▶ **Task brief**
In the records below, locate the line containing "Transcribe this image's"; output that line and every following line through the last, exactly.

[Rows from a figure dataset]
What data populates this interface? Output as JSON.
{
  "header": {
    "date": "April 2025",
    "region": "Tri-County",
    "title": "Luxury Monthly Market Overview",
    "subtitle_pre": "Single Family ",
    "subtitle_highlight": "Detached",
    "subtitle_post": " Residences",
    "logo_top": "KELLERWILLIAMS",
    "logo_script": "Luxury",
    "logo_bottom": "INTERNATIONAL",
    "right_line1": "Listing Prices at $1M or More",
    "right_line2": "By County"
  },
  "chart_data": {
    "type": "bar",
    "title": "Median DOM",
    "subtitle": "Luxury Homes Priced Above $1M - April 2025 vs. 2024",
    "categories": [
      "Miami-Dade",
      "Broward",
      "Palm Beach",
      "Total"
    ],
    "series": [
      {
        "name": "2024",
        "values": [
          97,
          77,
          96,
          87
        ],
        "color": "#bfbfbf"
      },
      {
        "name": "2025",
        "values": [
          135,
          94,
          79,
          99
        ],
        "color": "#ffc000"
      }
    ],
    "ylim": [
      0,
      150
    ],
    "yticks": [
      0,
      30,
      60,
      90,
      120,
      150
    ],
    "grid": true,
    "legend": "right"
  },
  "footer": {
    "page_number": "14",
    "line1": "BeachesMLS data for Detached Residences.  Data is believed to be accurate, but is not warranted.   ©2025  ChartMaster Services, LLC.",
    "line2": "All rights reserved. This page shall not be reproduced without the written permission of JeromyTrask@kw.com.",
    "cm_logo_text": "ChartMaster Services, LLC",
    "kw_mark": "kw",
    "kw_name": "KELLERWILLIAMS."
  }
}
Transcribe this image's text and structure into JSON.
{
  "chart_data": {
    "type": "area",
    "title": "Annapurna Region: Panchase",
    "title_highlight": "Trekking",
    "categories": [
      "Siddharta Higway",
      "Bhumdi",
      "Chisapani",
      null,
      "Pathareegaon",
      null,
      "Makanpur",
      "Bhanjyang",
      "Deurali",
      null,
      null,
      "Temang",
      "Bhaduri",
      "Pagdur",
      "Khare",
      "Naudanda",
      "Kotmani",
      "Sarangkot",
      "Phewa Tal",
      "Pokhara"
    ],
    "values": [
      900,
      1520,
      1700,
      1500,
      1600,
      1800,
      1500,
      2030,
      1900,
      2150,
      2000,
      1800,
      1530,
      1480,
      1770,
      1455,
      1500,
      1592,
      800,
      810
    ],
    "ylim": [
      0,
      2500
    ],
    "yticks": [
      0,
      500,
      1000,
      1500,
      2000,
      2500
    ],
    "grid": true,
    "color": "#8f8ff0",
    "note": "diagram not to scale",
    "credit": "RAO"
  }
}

▶ **Worked answer**
Transcribe this image's text and structure into JSON.
{
  "chart_data": {
    "type": "area",
    "title": "Annapurna Region: Panchase",
    "title_highlight": "Trekking",
    "categories": [
      "Siddharta Higway",
      "Bhumdi",
      "Chisapani",
      null,
      "Pathareegaon",
      null,
      "Makanpur",
      "Bhanjyang",
      "Deurali",
      null,
      null,
      "Temang",
      "Bhaduri",
      "Pagdur",
      "Khare",
      "Naudanda",
      "Kotmani",
      "Sarangkot",
      "Phewa Tal",
      "Pokhara"
    ],
    "values": [
      900,
      1520,
      1700,
      1500,
      1600,
      1800,
      1500,
      2030,
      1900,
      2150,
      2000,
      1800,
      1530,
      1480,
      1770,
      1455,
      1500,
      1592,
      800,
      810
    ],
    "ylim": [
      0,
      2500
    ],
    "yticks": [
      0,
      500,
      1000,
      1500,
      2000,
      2500
    ],
    "grid": true,
    "color": "#8f8ff0",
    "note": "diagram not to scale",
    "credit": "RAO"
  }
}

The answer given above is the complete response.